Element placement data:
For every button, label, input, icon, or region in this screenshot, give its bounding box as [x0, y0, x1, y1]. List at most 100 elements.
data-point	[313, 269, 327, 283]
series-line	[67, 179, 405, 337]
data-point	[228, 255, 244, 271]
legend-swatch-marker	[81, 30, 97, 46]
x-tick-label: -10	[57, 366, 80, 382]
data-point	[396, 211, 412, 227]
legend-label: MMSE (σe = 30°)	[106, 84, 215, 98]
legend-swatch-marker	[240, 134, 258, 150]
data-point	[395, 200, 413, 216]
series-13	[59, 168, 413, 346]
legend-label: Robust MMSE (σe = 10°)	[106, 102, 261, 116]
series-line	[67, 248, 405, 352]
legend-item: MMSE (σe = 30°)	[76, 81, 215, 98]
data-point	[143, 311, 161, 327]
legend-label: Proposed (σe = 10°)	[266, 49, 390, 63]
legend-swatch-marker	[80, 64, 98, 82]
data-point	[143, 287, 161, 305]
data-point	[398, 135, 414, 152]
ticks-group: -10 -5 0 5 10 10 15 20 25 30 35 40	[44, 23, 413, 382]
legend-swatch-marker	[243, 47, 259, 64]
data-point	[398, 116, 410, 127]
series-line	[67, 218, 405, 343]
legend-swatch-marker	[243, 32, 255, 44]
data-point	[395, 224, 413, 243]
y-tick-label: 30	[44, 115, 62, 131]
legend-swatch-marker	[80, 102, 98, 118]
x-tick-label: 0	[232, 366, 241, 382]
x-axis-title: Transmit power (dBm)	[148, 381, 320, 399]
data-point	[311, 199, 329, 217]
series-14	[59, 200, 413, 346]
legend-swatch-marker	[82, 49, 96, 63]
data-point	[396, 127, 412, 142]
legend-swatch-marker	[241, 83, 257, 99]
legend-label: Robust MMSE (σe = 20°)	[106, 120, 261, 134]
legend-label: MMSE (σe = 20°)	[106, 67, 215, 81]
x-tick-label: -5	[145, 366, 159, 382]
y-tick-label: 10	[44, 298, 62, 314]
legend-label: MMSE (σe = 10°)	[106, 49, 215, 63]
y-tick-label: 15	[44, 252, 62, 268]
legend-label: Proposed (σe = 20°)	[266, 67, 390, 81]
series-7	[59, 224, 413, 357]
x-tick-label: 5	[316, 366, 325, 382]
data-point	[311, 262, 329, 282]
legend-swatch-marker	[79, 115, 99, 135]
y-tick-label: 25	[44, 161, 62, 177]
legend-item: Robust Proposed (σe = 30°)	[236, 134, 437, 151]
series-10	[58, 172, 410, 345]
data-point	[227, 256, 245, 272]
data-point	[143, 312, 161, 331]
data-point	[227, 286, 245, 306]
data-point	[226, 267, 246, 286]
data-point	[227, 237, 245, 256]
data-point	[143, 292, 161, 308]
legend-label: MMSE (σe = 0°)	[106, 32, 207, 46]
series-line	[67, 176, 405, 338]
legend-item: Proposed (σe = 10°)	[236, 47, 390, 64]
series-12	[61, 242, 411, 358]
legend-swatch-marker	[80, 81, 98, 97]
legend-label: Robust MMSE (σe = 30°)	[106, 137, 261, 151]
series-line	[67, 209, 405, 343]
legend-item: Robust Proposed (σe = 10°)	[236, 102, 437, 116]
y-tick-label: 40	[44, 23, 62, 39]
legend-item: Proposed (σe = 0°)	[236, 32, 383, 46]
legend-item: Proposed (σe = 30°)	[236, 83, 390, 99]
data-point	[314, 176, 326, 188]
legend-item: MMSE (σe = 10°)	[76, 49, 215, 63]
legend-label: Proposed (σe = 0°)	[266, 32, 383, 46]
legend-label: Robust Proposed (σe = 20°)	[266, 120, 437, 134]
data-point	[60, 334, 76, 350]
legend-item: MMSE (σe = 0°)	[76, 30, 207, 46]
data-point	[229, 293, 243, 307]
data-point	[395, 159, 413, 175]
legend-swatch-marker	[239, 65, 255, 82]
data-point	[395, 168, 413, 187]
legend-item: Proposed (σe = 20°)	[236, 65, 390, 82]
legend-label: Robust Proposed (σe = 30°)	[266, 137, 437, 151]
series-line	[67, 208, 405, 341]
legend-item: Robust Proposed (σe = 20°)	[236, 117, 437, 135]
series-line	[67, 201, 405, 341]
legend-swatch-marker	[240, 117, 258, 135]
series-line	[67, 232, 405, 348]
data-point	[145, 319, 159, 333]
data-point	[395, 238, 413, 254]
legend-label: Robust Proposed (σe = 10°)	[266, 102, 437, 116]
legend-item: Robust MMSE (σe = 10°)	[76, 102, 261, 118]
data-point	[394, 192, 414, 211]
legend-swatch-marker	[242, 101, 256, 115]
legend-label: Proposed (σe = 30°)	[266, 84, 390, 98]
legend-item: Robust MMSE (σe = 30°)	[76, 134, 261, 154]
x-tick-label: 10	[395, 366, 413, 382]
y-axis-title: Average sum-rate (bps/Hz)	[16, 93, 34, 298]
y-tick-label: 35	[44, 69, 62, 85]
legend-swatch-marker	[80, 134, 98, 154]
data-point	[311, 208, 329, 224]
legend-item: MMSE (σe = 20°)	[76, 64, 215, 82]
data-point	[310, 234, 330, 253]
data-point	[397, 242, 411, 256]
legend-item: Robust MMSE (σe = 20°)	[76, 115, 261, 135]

REQUIRED TASK:
Can you rewrite all of the entries above, substituting "point-marker" for every "data-point" and leaving everything else unchanged?

EXPECTED ANSWER:
For every button, label, input, icon, or region in this screenshot, give its bounding box as [x0, y0, x1, y1]. List at most 100 elements.
point-marker	[313, 269, 327, 283]
series-line	[67, 179, 405, 337]
point-marker	[228, 255, 244, 271]
legend-swatch-marker	[81, 30, 97, 46]
x-tick-label: -10	[57, 366, 80, 382]
point-marker	[396, 211, 412, 227]
legend-label: MMSE (σe = 30°)	[106, 84, 215, 98]
legend-swatch-marker	[240, 134, 258, 150]
point-marker	[395, 200, 413, 216]
series-13	[59, 168, 413, 346]
legend-label: Robust MMSE (σe = 10°)	[106, 102, 261, 116]
series-line	[67, 248, 405, 352]
legend-item: MMSE (σe = 30°)	[76, 81, 215, 98]
point-marker	[143, 311, 161, 327]
legend-label: Proposed (σe = 10°)	[266, 49, 390, 63]
legend-swatch-marker	[80, 64, 98, 82]
point-marker	[143, 287, 161, 305]
point-marker	[398, 135, 414, 152]
ticks-group: -10 -5 0 5 10 10 15 20 25 30 35 40	[44, 23, 413, 382]
legend-swatch-marker	[243, 47, 259, 64]
point-marker	[398, 116, 410, 127]
series-line	[67, 218, 405, 343]
legend-swatch-marker	[243, 32, 255, 44]
point-marker	[395, 224, 413, 243]
y-tick-label: 30	[44, 115, 62, 131]
legend-swatch-marker	[80, 102, 98, 118]
x-tick-label: 0	[232, 366, 241, 382]
x-axis-title: Transmit power (dBm)	[148, 381, 320, 399]
point-marker	[311, 199, 329, 217]
series-14	[59, 200, 413, 346]
legend-swatch-marker	[82, 49, 96, 63]
point-marker	[396, 127, 412, 142]
legend-swatch-marker	[241, 83, 257, 99]
legend-label: Robust MMSE (σe = 20°)	[106, 120, 261, 134]
legend-label: MMSE (σe = 20°)	[106, 67, 215, 81]
x-tick-label: -5	[145, 366, 159, 382]
y-tick-label: 10	[44, 298, 62, 314]
legend-label: MMSE (σe = 10°)	[106, 49, 215, 63]
y-tick-label: 15	[44, 252, 62, 268]
legend-label: Proposed (σe = 20°)	[266, 67, 390, 81]
series-7	[59, 224, 413, 357]
x-tick-label: 5	[316, 366, 325, 382]
point-marker	[311, 262, 329, 282]
legend-swatch-marker	[79, 115, 99, 135]
y-tick-label: 25	[44, 161, 62, 177]
legend-item: Robust Proposed (σe = 30°)	[236, 134, 437, 151]
series-10	[58, 172, 410, 345]
point-marker	[227, 256, 245, 272]
point-marker	[143, 312, 161, 331]
point-marker	[227, 286, 245, 306]
point-marker	[226, 267, 246, 286]
point-marker	[227, 237, 245, 256]
point-marker	[143, 292, 161, 308]
legend-label: MMSE (σe = 0°)	[106, 32, 207, 46]
series-line	[67, 176, 405, 338]
legend-item: Proposed (σe = 10°)	[236, 47, 390, 64]
series-12	[61, 242, 411, 358]
legend-swatch-marker	[80, 81, 98, 97]
legend-label: Robust MMSE (σe = 30°)	[106, 137, 261, 151]
series-line	[67, 209, 405, 343]
legend-item: Robust Proposed (σe = 10°)	[236, 102, 437, 116]
y-tick-label: 40	[44, 23, 62, 39]
legend-item: Proposed (σe = 0°)	[236, 32, 383, 46]
legend-item: Proposed (σe = 30°)	[236, 83, 390, 99]
point-marker	[314, 176, 326, 188]
legend-item: MMSE (σe = 10°)	[76, 49, 215, 63]
legend-label: Proposed (σe = 0°)	[266, 32, 383, 46]
legend-label: Robust Proposed (σe = 20°)	[266, 120, 437, 134]
point-marker	[60, 334, 76, 350]
legend-item: MMSE (σe = 0°)	[76, 30, 207, 46]
point-marker	[229, 293, 243, 307]
point-marker	[395, 159, 413, 175]
legend-swatch-marker	[239, 65, 255, 82]
point-marker	[395, 168, 413, 187]
legend-item: Proposed (σe = 20°)	[236, 65, 390, 82]
legend-label: Robust Proposed (σe = 30°)	[266, 137, 437, 151]
series-line	[67, 208, 405, 341]
legend-item: Robust Proposed (σe = 20°)	[236, 117, 437, 135]
series-line	[67, 201, 405, 341]
legend-swatch-marker	[240, 117, 258, 135]
series-line	[67, 232, 405, 348]
point-marker	[145, 319, 159, 333]
point-marker	[395, 238, 413, 254]
legend-label: Robust Proposed (σe = 10°)	[266, 102, 437, 116]
legend-item: Robust MMSE (σe = 10°)	[76, 102, 261, 118]
point-marker	[394, 192, 414, 211]
legend-swatch-marker	[242, 101, 256, 115]
legend-label: Proposed (σe = 30°)	[266, 84, 390, 98]
legend-item: Robust MMSE (σe = 30°)	[76, 134, 261, 154]
x-tick-label: 10	[395, 366, 413, 382]
y-axis-title: Average sum-rate (bps/Hz)	[16, 93, 34, 298]
y-tick-label: 35	[44, 69, 62, 85]
legend-swatch-marker	[80, 134, 98, 154]
point-marker	[311, 208, 329, 224]
legend-item: MMSE (σe = 20°)	[76, 64, 215, 82]
point-marker	[310, 234, 330, 253]
point-marker	[397, 242, 411, 256]
legend-item: Robust MMSE (σe = 20°)	[76, 115, 261, 135]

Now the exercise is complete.